[Records from a collection of figures]
********************

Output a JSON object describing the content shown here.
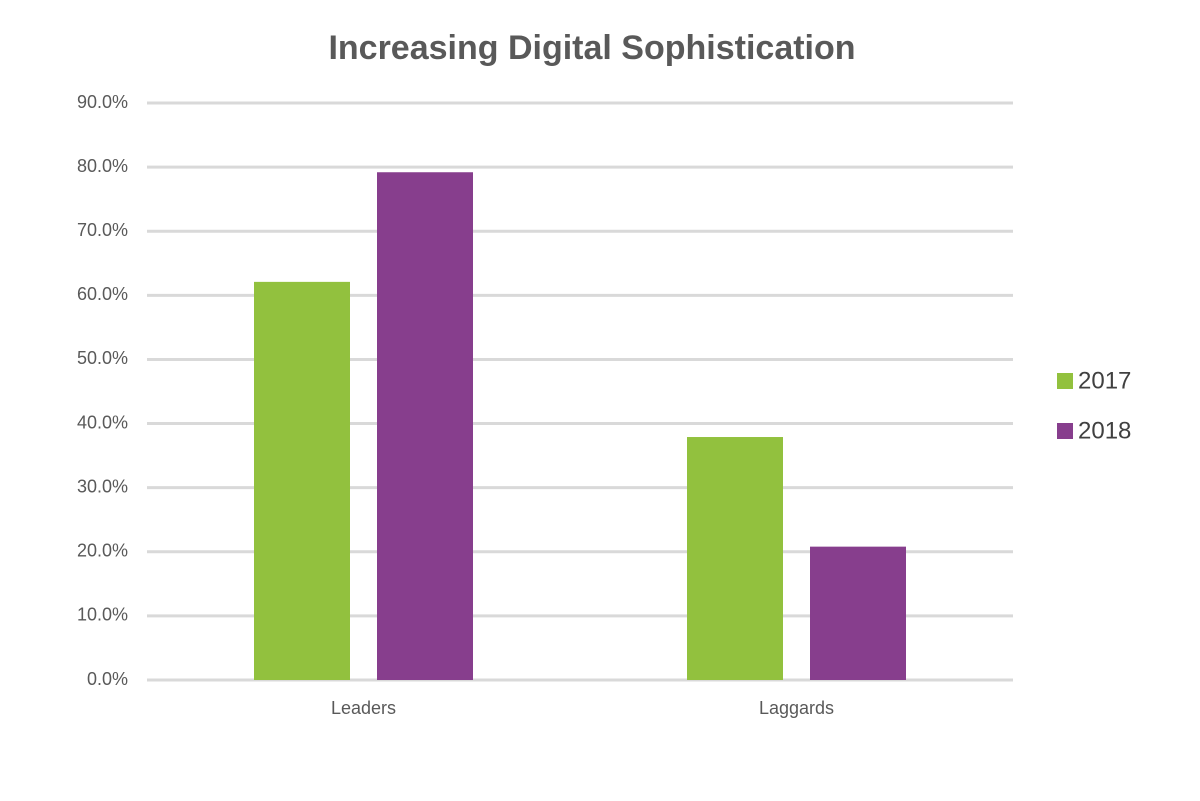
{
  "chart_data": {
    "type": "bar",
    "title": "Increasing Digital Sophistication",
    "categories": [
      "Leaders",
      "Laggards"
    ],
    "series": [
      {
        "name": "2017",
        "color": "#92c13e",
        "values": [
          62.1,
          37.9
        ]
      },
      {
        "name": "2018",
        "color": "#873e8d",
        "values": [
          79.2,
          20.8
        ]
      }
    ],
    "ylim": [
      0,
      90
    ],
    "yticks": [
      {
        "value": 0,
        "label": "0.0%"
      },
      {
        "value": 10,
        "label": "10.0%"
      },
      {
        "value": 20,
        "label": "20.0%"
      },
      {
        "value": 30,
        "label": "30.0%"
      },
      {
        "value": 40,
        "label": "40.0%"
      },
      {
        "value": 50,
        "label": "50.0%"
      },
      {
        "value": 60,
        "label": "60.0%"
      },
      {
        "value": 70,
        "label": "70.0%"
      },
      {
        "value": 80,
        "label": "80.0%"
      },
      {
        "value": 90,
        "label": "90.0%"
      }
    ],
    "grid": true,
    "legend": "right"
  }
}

********************

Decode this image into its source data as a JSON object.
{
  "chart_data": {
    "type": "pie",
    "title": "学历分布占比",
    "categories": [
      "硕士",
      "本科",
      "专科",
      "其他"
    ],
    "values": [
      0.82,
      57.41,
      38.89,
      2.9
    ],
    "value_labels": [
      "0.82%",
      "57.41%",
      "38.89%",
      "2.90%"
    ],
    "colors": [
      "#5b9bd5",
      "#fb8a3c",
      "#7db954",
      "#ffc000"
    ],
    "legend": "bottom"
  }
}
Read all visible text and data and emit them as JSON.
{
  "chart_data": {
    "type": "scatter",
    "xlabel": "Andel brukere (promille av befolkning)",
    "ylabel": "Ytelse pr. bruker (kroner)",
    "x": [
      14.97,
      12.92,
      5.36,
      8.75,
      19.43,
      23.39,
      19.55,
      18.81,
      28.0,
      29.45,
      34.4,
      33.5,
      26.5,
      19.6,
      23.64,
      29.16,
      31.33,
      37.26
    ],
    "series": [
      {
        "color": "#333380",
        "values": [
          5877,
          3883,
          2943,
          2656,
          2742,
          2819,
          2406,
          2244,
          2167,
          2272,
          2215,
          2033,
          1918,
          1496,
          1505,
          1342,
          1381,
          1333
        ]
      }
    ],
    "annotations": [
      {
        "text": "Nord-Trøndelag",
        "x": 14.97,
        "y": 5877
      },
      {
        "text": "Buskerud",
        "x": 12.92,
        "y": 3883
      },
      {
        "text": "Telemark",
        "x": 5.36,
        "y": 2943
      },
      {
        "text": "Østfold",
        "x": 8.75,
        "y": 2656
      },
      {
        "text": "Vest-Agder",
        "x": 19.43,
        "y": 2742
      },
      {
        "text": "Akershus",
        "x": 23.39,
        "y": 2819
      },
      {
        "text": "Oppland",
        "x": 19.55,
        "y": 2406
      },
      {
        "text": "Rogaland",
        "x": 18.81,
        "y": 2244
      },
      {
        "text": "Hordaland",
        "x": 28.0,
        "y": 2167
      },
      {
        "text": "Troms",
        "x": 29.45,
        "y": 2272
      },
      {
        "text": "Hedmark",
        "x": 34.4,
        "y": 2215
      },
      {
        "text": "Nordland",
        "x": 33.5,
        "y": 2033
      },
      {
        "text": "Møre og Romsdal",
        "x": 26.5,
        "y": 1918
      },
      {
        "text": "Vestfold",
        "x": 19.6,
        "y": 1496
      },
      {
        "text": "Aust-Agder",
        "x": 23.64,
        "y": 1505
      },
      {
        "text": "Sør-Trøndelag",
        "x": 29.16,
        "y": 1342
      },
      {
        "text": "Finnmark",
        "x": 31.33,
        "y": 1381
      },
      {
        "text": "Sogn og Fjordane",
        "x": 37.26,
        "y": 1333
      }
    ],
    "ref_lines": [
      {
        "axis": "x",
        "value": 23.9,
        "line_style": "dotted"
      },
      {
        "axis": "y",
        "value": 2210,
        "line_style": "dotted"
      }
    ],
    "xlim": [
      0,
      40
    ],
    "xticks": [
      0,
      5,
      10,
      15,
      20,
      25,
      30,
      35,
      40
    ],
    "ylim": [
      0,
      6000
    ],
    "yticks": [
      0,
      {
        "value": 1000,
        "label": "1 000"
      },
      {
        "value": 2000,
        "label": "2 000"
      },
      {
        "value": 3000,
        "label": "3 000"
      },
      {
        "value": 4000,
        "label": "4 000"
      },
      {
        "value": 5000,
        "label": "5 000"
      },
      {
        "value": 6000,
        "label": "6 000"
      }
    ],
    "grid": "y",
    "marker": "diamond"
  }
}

********************

» **Problem details**
Which lines hold the word "JSON"? Copy every one of them.

» **Response for this exercise**
Output a JSON object describing the content shown here.
Decode this image into its source data as a JSON object.
Read all visible text and data and emit them as JSON.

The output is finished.